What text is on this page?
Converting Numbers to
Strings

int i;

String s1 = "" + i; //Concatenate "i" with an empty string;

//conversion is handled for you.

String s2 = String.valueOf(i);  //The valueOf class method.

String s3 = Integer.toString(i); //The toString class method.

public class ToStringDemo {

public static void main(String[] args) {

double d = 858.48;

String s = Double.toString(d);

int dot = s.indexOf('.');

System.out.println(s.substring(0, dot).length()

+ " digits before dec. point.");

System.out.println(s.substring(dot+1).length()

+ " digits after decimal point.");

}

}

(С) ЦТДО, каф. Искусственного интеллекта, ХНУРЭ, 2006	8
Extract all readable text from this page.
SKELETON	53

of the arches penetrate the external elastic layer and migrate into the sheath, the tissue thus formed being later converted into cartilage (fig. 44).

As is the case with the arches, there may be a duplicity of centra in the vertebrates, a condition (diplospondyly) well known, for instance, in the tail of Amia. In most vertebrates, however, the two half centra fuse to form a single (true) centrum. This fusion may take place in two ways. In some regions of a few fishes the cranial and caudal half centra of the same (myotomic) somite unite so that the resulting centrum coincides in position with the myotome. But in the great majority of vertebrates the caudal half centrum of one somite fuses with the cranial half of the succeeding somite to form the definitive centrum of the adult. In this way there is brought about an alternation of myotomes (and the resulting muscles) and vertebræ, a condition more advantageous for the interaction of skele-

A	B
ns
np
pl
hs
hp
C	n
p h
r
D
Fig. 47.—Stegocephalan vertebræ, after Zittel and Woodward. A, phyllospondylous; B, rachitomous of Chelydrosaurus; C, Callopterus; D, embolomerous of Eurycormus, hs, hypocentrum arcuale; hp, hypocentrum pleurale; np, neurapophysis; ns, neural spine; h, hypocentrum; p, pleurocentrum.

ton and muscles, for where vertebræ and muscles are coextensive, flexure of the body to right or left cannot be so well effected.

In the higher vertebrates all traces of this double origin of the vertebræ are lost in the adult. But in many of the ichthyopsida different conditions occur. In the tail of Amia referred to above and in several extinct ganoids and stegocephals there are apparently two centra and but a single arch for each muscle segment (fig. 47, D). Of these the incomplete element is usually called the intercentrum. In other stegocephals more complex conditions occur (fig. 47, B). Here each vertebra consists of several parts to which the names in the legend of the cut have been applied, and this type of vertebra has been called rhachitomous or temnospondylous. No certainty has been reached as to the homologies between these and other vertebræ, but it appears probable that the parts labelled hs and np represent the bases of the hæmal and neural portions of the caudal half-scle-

## WHAT TO WORK ON
Pull out every line in the data above that has the word "substring".

## RESULT
System.out.println(s.substring(0, dot).length()
System.out.println(s.substring(dot+1).length()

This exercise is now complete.